═══ Data to use ═══
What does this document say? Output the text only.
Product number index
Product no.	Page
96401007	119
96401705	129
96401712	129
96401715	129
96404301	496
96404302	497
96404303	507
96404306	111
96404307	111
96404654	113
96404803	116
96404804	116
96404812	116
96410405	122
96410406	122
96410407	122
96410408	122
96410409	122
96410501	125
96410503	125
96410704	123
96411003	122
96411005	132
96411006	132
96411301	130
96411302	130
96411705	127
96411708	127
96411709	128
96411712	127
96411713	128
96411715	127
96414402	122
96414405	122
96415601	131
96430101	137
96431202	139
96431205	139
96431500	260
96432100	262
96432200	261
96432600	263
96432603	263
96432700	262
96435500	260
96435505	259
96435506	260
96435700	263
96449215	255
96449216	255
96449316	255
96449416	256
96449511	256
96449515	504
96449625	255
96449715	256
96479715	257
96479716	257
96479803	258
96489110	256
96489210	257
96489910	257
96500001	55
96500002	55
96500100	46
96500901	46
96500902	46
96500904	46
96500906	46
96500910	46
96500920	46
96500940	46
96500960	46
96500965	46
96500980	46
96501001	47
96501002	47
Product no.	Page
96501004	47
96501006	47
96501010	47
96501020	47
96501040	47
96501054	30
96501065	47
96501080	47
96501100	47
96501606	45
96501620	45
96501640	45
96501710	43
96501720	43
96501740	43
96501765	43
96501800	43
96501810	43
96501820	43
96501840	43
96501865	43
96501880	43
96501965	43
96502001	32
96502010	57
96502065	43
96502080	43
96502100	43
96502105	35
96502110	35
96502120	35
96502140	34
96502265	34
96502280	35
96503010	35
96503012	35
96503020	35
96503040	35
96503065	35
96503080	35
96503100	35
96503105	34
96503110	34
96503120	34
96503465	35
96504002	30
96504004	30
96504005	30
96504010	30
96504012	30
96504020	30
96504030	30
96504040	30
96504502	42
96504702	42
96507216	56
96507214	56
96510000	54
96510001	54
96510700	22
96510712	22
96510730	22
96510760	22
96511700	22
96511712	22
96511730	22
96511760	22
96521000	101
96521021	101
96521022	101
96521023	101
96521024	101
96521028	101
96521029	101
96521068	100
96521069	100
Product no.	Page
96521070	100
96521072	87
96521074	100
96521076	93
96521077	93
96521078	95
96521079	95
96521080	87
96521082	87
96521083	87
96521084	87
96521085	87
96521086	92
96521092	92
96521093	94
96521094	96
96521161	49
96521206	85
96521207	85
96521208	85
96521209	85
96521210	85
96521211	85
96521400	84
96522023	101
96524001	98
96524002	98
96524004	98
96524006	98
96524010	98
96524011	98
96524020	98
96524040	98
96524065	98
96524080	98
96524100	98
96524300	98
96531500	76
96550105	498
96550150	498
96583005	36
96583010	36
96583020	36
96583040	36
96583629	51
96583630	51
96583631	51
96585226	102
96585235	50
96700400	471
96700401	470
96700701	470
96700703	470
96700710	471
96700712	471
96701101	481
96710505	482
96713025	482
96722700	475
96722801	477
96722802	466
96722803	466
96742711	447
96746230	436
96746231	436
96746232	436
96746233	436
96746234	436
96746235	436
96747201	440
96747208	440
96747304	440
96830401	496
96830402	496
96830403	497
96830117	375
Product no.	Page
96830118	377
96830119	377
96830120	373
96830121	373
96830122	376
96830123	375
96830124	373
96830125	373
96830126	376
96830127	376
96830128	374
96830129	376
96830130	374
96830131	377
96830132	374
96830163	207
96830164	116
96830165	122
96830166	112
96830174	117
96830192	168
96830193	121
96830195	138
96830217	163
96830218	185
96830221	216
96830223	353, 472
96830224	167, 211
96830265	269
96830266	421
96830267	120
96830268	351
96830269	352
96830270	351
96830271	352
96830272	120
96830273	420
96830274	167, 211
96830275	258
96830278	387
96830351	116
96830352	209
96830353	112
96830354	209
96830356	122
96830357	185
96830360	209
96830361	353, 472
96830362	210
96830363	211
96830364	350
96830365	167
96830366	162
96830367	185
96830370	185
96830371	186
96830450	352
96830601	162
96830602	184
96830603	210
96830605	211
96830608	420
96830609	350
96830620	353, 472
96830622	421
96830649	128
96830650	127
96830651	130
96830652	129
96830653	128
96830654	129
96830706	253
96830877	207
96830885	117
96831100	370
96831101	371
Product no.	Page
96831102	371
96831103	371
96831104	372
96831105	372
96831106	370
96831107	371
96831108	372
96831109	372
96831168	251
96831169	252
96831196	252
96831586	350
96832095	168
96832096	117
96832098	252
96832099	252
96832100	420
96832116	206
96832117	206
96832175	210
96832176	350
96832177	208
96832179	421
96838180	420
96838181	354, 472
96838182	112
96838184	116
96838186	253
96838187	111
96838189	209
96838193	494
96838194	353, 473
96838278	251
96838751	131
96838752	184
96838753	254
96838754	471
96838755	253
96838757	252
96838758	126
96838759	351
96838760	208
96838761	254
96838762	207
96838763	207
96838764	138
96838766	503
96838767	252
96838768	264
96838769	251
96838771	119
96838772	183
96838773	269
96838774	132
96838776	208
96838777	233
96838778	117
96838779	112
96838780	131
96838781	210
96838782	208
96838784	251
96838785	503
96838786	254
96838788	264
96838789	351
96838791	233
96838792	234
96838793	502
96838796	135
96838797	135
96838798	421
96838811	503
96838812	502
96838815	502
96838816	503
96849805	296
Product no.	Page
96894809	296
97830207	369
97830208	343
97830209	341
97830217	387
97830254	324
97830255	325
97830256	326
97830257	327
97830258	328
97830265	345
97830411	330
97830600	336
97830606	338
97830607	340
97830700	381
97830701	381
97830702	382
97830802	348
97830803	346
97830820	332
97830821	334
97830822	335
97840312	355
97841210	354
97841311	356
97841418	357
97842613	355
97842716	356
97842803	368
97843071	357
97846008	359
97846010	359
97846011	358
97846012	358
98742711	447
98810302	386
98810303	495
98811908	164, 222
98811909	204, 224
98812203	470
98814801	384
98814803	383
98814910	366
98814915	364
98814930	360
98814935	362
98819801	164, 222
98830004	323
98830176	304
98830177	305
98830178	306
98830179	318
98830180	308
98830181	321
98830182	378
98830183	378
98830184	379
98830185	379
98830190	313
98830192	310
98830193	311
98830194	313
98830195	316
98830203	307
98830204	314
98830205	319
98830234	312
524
═══
▶ **What you should do**
From the records above, extract each line exactly as shown.

▶ **The solution**
What does this document say? Output the text only.
Product number index
Product no.	Page
96401007	119
96401705	129
96401712	129
96401715	129
96404301	496
96404302	497
96404303	507
96404306	111
96404307	111
96404654	113
96404803	116
96404804	116
96404812	116
96410405	122
96410406	122
96410407	122
96410408	122
96410409	122
96410501	125
96410503	125
96410704	123
96411003	122
96411005	132
96411006	132
96411301	130
96411302	130
96411705	127
96411708	127
96411709	128
96411712	127
96411713	128
96411715	127
96414402	122
96414405	122
96415601	131
96430101	137
96431202	139
96431205	139
96431500	260
96432100	262
96432200	261
96432600	263
96432603	263
96432700	262
96435500	260
96435505	259
96435506	260
96435700	263
96449215	255
96449216	255
96449316	255
96449416	256
96449511	256
96449515	504
96449625	255
96449715	256
96479715	257
96479716	257
96479803	258
96489110	256
96489210	257
96489910	257
96500001	55
96500002	55
96500100	46
96500901	46
96500902	46
96500904	46
96500906	46
96500910	46
96500920	46
96500940	46
96500960	46
96500965	46
96500980	46
96501001	47
96501002	47
Product no.	Page
96501004	47
96501006	47
96501010	47
96501020	47
96501040	47
96501054	30
96501065	47
96501080	47
96501100	47
96501606	45
96501620	45
96501640	45
96501710	43
96501720	43
96501740	43
96501765	43
96501800	43
96501810	43
96501820	43
96501840	43
96501865	43
96501880	43
96501965	43
96502001	32
96502010	57
96502065	43
96502080	43
96502100	43
96502105	35
96502110	35
96502120	35
96502140	34
96502265	34
96502280	35
96503010	35
96503012	35
96503020	35
96503040	35
96503065	35
96503080	35
96503100	35
96503105	34
96503110	34
96503120	34
96503465	35
96504002	30
96504004	30
96504005	30
96504010	30
96504012	30
96504020	30
96504030	30
96504040	30
96504502	42
96504702	42
96507216	56
96507214	56
96510000	54
96510001	54
96510700	22
96510712	22
96510730	22
96510760	22
96511700	22
96511712	22
96511730	22
96511760	22
96521000	101
96521021	101
96521022	101
96521023	101
96521024	101
96521028	101
96521029	101
96521068	100
96521069	100
Product no.	Page
96521070	100
96521072	87
96521074	100
96521076	93
96521077	93
96521078	95
96521079	95
96521080	87
96521082	87
96521083	87
96521084	87
96521085	87
96521086	92
96521092	92
96521093	94
96521094	96
96521161	49
96521206	85
96521207	85
96521208	85
96521209	85
96521210	85
96521211	85
96521400	84
96522023	101
96524001	98
96524002	98
96524004	98
96524006	98
96524010	98
96524011	98
96524020	98
96524040	98
96524065	98
96524080	98
96524100	98
96524300	98
96531500	76
96550105	498
96550150	498
96583005	36
96583010	36
96583020	36
96583040	36
96583629	51
96583630	51
96583631	51
96585226	102
96585235	50
96700400	471
96700401	470
96700701	470
96700703	470
96700710	471
96700712	471
96701101	481
96710505	482
96713025	482
96722700	475
96722801	477
96722802	466
96722803	466
96742711	447
96746230	436
96746231	436
96746232	436
96746233	436
96746234	436
96746235	436
96747201	440
96747208	440
96747304	440
96830401	496
96830402	496
96830403	497
96830117	375
Product no.	Page
96830118	377
96830119	377
96830120	373
96830121	373
96830122	376
96830123	375
96830124	373
96830125	373
96830126	376
96830127	376
96830128	374
96830129	376
96830130	374
96830131	377
96830132	374
96830163	207
96830164	116
96830165	122
96830166	112
96830174	117
96830192	168
96830193	121
96830195	138
96830217	163
96830218	185
96830221	216
96830223	353, 472
96830224	167, 211
96830265	269
96830266	421
96830267	120
96830268	351
96830269	352
96830270	351
96830271	352
96830272	120
96830273	420
96830274	167, 211
96830275	258
96830278	387
96830351	116
96830352	209
96830353	112
96830354	209
96830356	122
96830357	185
96830360	209
96830361	353, 472
96830362	210
96830363	211
96830364	350
96830365	167
96830366	162
96830367	185
96830370	185
96830371	186
96830450	352
96830601	162
96830602	184
96830603	210
96830605	211
96830608	420
96830609	350
96830620	353, 472
96830622	421
96830649	128
96830650	127
96830651	130
96830652	129
96830653	128
96830654	129
96830706	253
96830877	207
96830885	117
96831100	370
96831101	371
Product no.	Page
96831102	371
96831103	371
96831104	372
96831105	372
96831106	370
96831107	371
96831108	372
96831109	372
96831168	251
96831169	252
96831196	252
96831586	350
96832095	168
96832096	117
96832098	252
96832099	252
96832100	420
96832116	206
96832117	206
96832175	210
96832176	350
96832177	208
96832179	421
96838180	420
96838181	354, 472
96838182	112
96838184	116
96838186	253
96838187	111
96838189	209
96838193	494
96838194	353, 473
96838278	251
96838751	131
96838752	184
96838753	254
96838754	471
96838755	253
96838757	252
96838758	126
96838759	351
96838760	208
96838761	254
96838762	207
96838763	207
96838764	138
96838766	503
96838767	252
96838768	264
96838769	251
96838771	119
96838772	183
96838773	269
96838774	132
96838776	208
96838777	233
96838778	117
96838779	112
96838780	131
96838781	210
96838782	208
96838784	251
96838785	503
96838786	254
96838788	264
96838789	351
96838791	233
96838792	234
96838793	502
96838796	135
96838797	135
96838798	421
96838811	503
96838812	502
96838815	502
96838816	503
96849805	296
Product no.	Page
96894809	296
97830207	369
97830208	343
97830209	341
97830217	387
97830254	324
97830255	325
97830256	326
97830257	327
97830258	328
97830265	345
97830411	330
97830600	336
97830606	338
97830607	340
97830700	381
97830701	381
97830702	382
97830802	348
97830803	346
97830820	332
97830821	334
97830822	335
97840312	355
97841210	354
97841311	356
97841418	357
97842613	355
97842716	356
97842803	368
97843071	357
97846008	359
97846010	359
97846011	358
97846012	358
98742711	447
98810302	386
98810303	495
98811908	164, 222
98811909	204, 224
98812203	470
98814801	384
98814803	383
98814910	366
98814915	364
98814930	360
98814935	362
98819801	164, 222
98830004	323
98830176	304
98830177	305
98830178	306
98830179	318
98830180	308
98830181	321
98830182	378
98830183	378
98830184	379
98830185	379
98830190	313
98830192	310
98830193	311
98830194	313
98830195	316
98830203	307
98830204	314
98830205	319
98830234	312
524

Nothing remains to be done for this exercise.